### STATED TASK
Look through the listing for the word "Windows". Copy each line that has it.

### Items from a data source
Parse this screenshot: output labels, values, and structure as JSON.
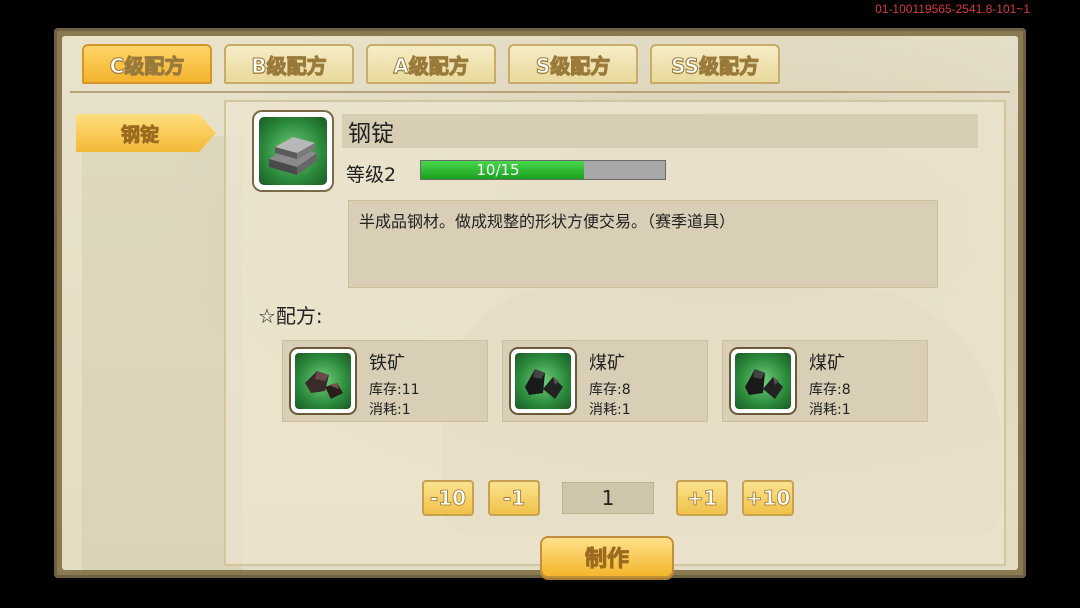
{
  "version_text": "01-100119565-2541.8-101~1",
  "tabs": [
    {
      "label": "C级配方",
      "active": true
    },
    {
      "label": "B级配方",
      "active": false
    },
    {
      "label": "A级配方",
      "active": false
    },
    {
      "label": "S级配方",
      "active": false
    },
    {
      "label": "SS级配方",
      "active": false
    }
  ],
  "sidebar": {
    "items": [
      {
        "label": "钢锭",
        "selected": true
      }
    ]
  },
  "item": {
    "name": "钢锭",
    "icon": "steel-ingot-icon",
    "level_label": "等级2",
    "progress_text": "10/15",
    "progress_value": 10,
    "progress_max": 15,
    "description": "半成品钢材。做成规整的形状方便交易。（赛季道具）"
  },
  "recipe": {
    "title": "☆配方:",
    "ingredients": [
      {
        "name": "铁矿",
        "stock": "库存:11",
        "cost": "消耗:1",
        "icon": "iron-ore-icon"
      },
      {
        "name": "煤矿",
        "stock": "库存:8",
        "cost": "消耗:1",
        "icon": "coal-ore-icon"
      },
      {
        "name": "煤矿",
        "stock": "库存:8",
        "cost": "消耗:1",
        "icon": "coal-ore-icon"
      }
    ]
  },
  "quantity": {
    "minus10": "-10",
    "minus1": "-1",
    "value": "1",
    "plus1": "+1",
    "plus10": "+10"
  },
  "craft_label": "制作",
  "colors": {
    "accent": "#f3b32c",
    "progress": "#1aa01f",
    "panel": "#e9e2cb"
  }
}
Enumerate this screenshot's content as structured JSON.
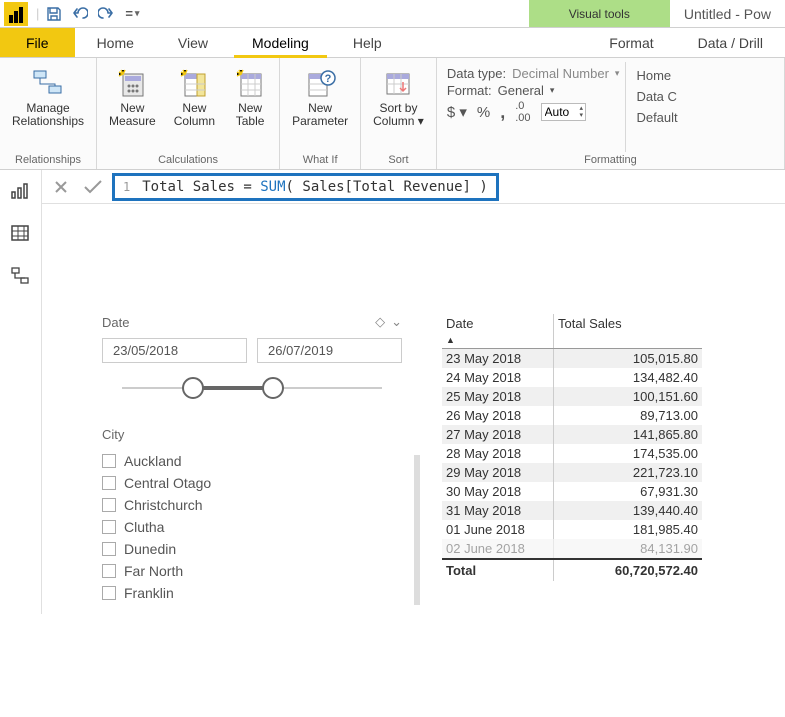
{
  "window": {
    "context_tab": "Visual tools",
    "title": "Untitled - Pow"
  },
  "tabs": {
    "file": "File",
    "home": "Home",
    "view": "View",
    "modeling": "Modeling",
    "help": "Help",
    "format": "Format",
    "datadrill": "Data / Drill"
  },
  "ribbon": {
    "manage_rel": "Manage\nRelationships",
    "new_measure": "New\nMeasure",
    "new_column": "New\nColumn",
    "new_table": "New\nTable",
    "new_param": "New\nParameter",
    "sort_by": "Sort by\nColumn ▾",
    "groups": {
      "relationships": "Relationships",
      "calculations": "Calculations",
      "whatif": "What If",
      "sort": "Sort",
      "formatting": "Formatting"
    },
    "datatype_label": "Data type:",
    "datatype_value": "Decimal Number",
    "format_label": "Format:",
    "format_value": "General",
    "currency": "$ ▾",
    "percent": "%",
    "comma": ",",
    "decimal_icon": ".00",
    "decimal_value": "Auto",
    "prop": {
      "home": "Home",
      "datac": "Data C",
      "default": "Default"
    }
  },
  "formula": {
    "line": "1",
    "measure": "Total Sales",
    "eq": " = ",
    "func": "SUM",
    "args": "( Sales[Total Revenue] )"
  },
  "date_slicer": {
    "title": "Date",
    "start": "23/05/2018",
    "end": "26/07/2019"
  },
  "city_slicer": {
    "title": "City",
    "items": [
      "Auckland",
      "Central Otago",
      "Christchurch",
      "Clutha",
      "Dunedin",
      "Far North",
      "Franklin"
    ]
  },
  "table": {
    "col1": "Date",
    "col2": "Total Sales",
    "rows": [
      [
        "23 May 2018",
        "105,015.80"
      ],
      [
        "24 May 2018",
        "134,482.40"
      ],
      [
        "25 May 2018",
        "100,151.60"
      ],
      [
        "26 May 2018",
        "89,713.00"
      ],
      [
        "27 May 2018",
        "141,865.80"
      ],
      [
        "28 May 2018",
        "174,535.00"
      ],
      [
        "29 May 2018",
        "221,723.10"
      ],
      [
        "30 May 2018",
        "67,931.30"
      ],
      [
        "31 May 2018",
        "139,440.40"
      ],
      [
        "01 June 2018",
        "181,985.40"
      ],
      [
        "02 June 2018",
        "84,131.90"
      ]
    ],
    "total_label": "Total",
    "total_value": "60,720,572.40"
  }
}
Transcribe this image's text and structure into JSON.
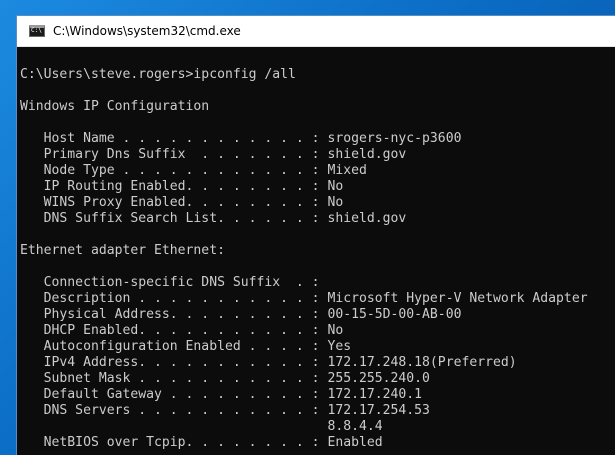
{
  "window": {
    "title": "C:\\Windows\\system32\\cmd.exe",
    "icon": "cmd-icon",
    "icon_text": "C:\\"
  },
  "console": {
    "lines": [
      "",
      "C:\\Users\\steve.rogers>ipconfig /all",
      "",
      "Windows IP Configuration",
      "",
      "   Host Name . . . . . . . . . . . . : srogers-nyc-p3600",
      "   Primary Dns Suffix  . . . . . . . : shield.gov",
      "   Node Type . . . . . . . . . . . . : Mixed",
      "   IP Routing Enabled. . . . . . . . : No",
      "   WINS Proxy Enabled. . . . . . . . : No",
      "   DNS Suffix Search List. . . . . . : shield.gov",
      "",
      "Ethernet adapter Ethernet:",
      "",
      "   Connection-specific DNS Suffix  . :",
      "   Description . . . . . . . . . . . : Microsoft Hyper-V Network Adapter",
      "   Physical Address. . . . . . . . . : 00-15-5D-00-AB-00",
      "   DHCP Enabled. . . . . . . . . . . : No",
      "   Autoconfiguration Enabled . . . . : Yes",
      "   IPv4 Address. . . . . . . . . . . : 172.17.248.18(Preferred)",
      "   Subnet Mask . . . . . . . . . . . : 255.255.240.0",
      "   Default Gateway . . . . . . . . . : 172.17.240.1",
      "   DNS Servers . . . . . . . . . . . : 172.17.254.53",
      "                                       8.8.4.4",
      "   NetBIOS over Tcpip. . . . . . . . : Enabled"
    ]
  },
  "colors": {
    "console_bg": "#0c0c0c",
    "console_fg": "#cccccc",
    "titlebar_bg": "#ffffff",
    "desktop_bg": "#0b6cc4"
  }
}
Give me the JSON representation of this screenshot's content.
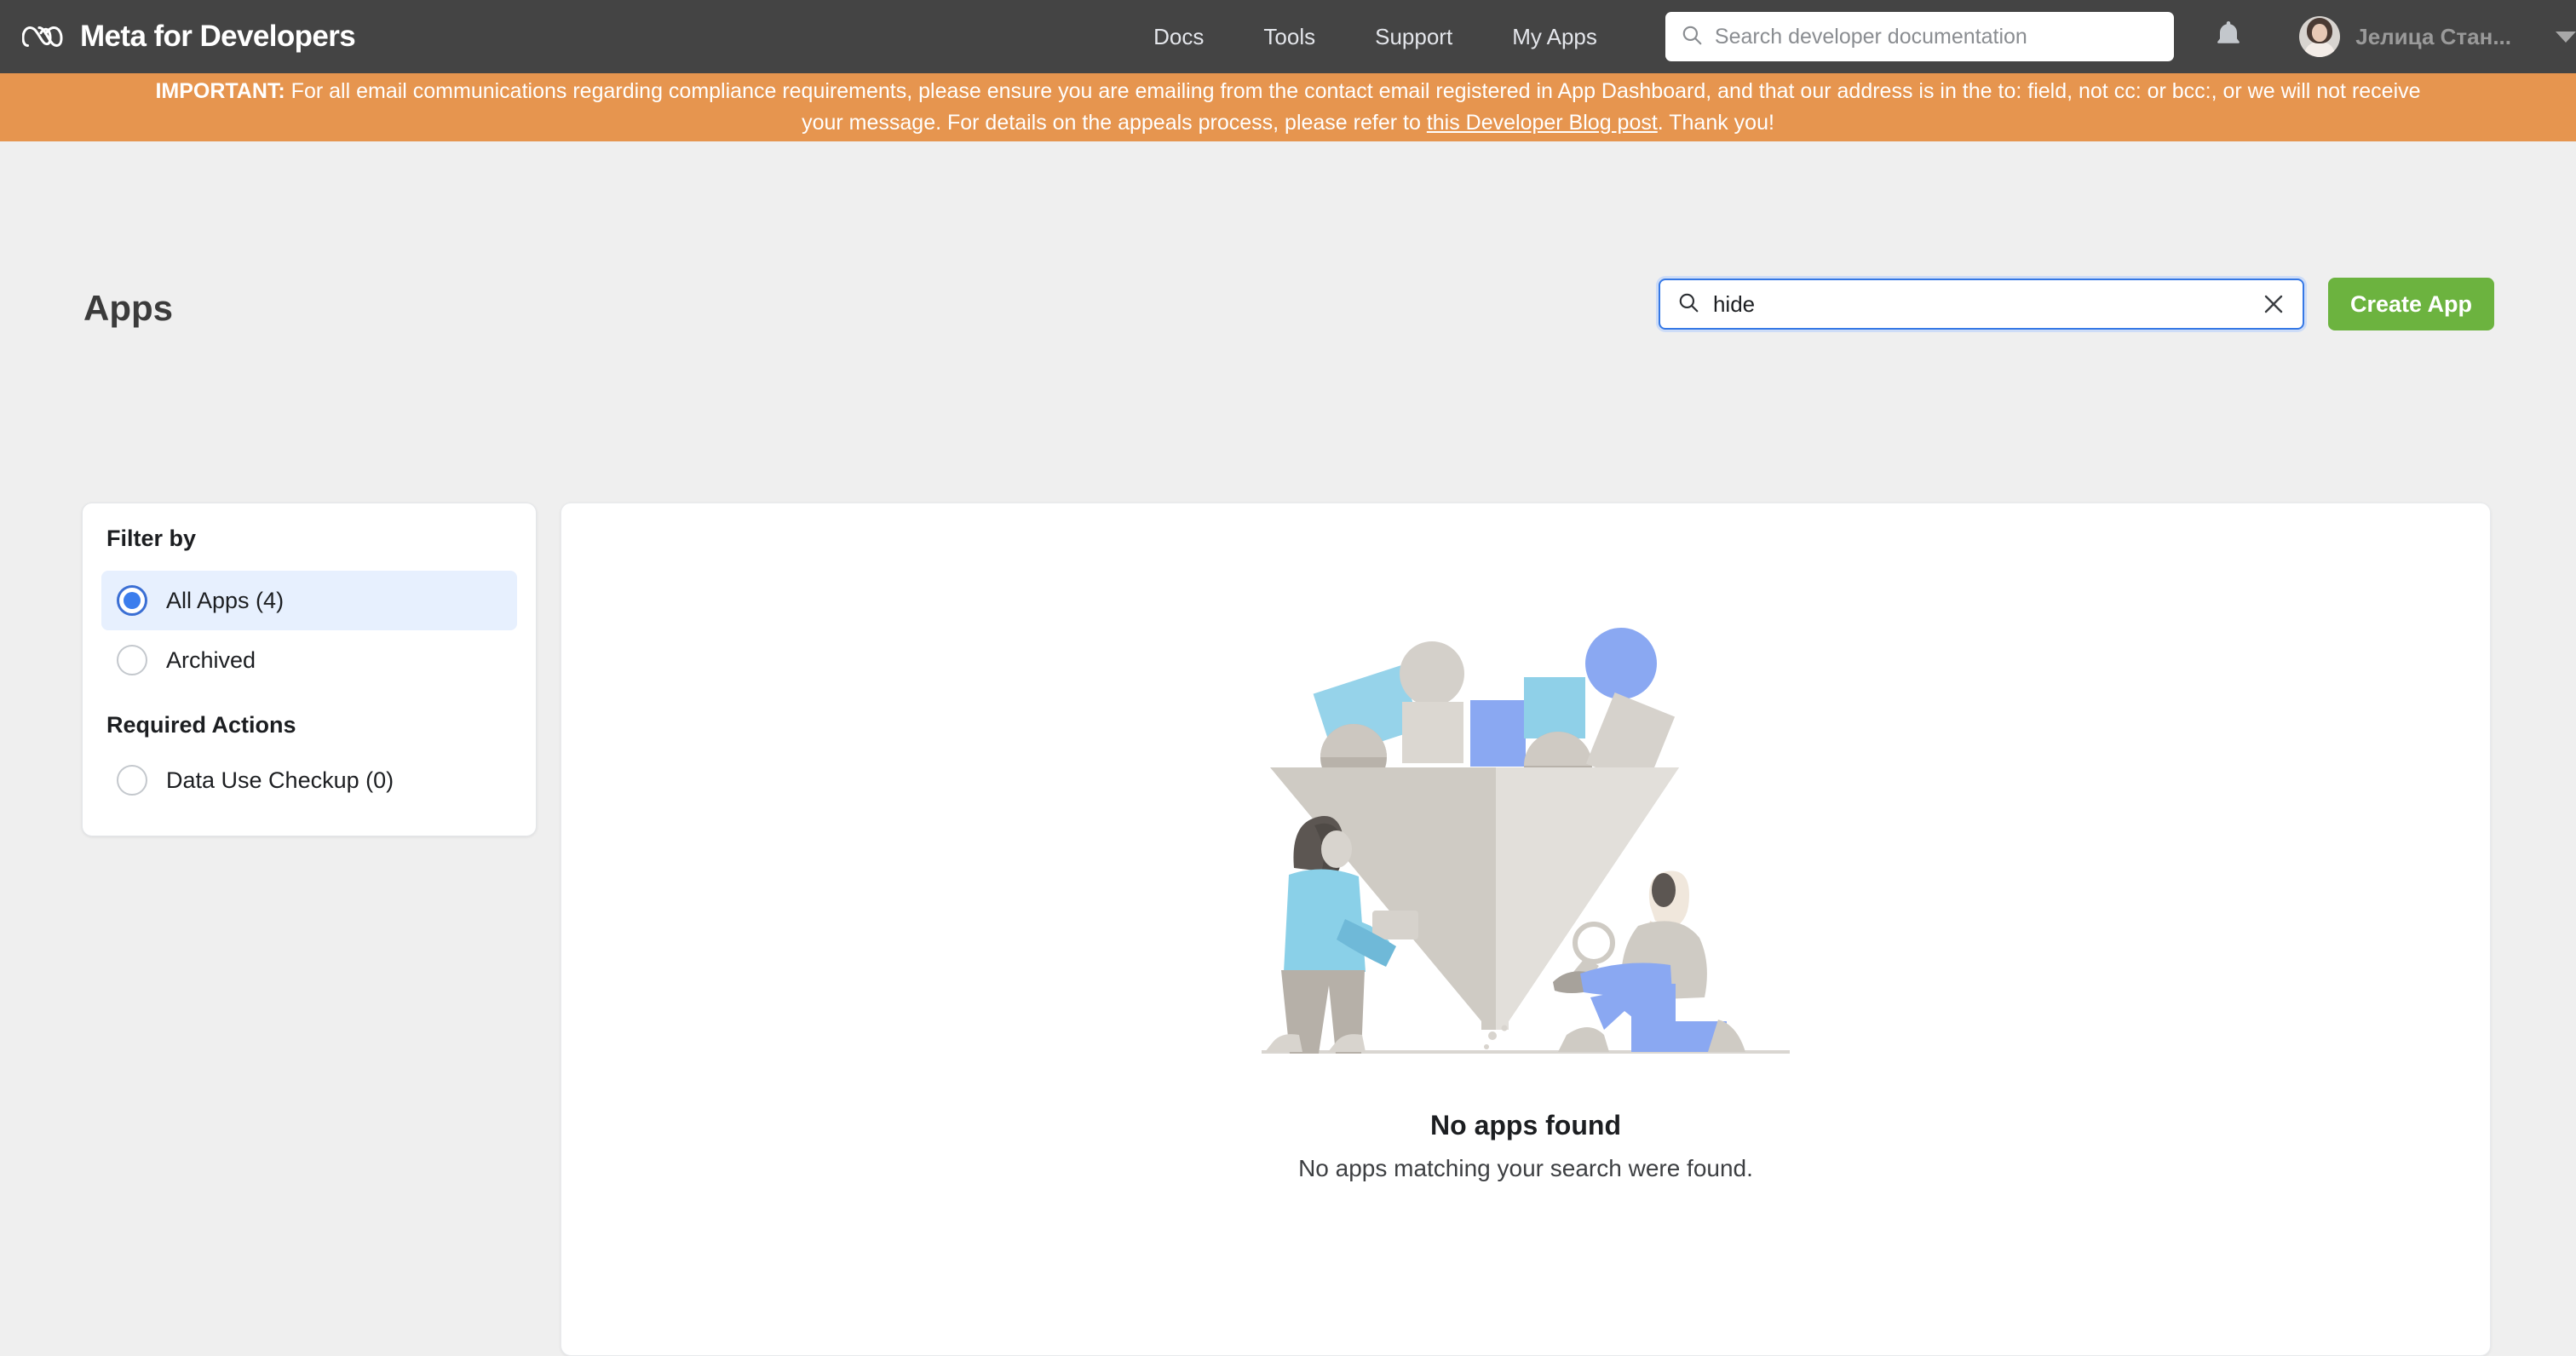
{
  "topnav": {
    "brand": "Meta for Developers",
    "brand_logo_icon": "meta-infinity-logo",
    "links": [
      {
        "label": "Docs"
      },
      {
        "label": "Tools"
      },
      {
        "label": "Support"
      },
      {
        "label": "My Apps"
      }
    ],
    "search": {
      "placeholder": "Search developer documentation",
      "icon": "search-icon",
      "value": ""
    },
    "notifications_icon": "bell-icon",
    "profile": {
      "name": "Јелица Стан...",
      "avatar_icon": "user-avatar",
      "caret_icon": "chevron-down-icon"
    },
    "bg_color": "#444444"
  },
  "banner": {
    "label": "IMPORTANT:",
    "text_part1": " For all email communications regarding compliance requirements, please ensure you are emailing from the contact email registered in App Dashboard, and that our address is in the to: field, not cc: or bcc:, or we will not receive your message. For details on the appeals process, please refer to ",
    "link_text": "this Developer Blog post",
    "text_part2": ". Thank you!",
    "bg_color": "#e6954f"
  },
  "page": {
    "title": "Apps",
    "search": {
      "value": "hide",
      "search_icon": "search-icon",
      "clear_icon": "close-icon"
    },
    "create_button": "Create App",
    "create_button_color": "#6cb33f"
  },
  "filter_panel": {
    "heading": "Filter by",
    "options": [
      {
        "label": "All Apps (4)",
        "selected": true
      },
      {
        "label": "Archived",
        "selected": false
      }
    ],
    "second_heading": "Required Actions",
    "required_actions": [
      {
        "label": "Data Use Checkup (0)",
        "selected": false
      }
    ],
    "selected_bg": "#e7f0fe",
    "radio_color": "#3b7ded"
  },
  "empty_state": {
    "illustration": "funnel-search-illustration",
    "title": "No apps found",
    "subtitle": "No apps matching your search were found."
  }
}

### EXPECTED ANSWER
    "title": "C:\\Windows\\system32\\cmd.exe",
      "Windows IP Configuration",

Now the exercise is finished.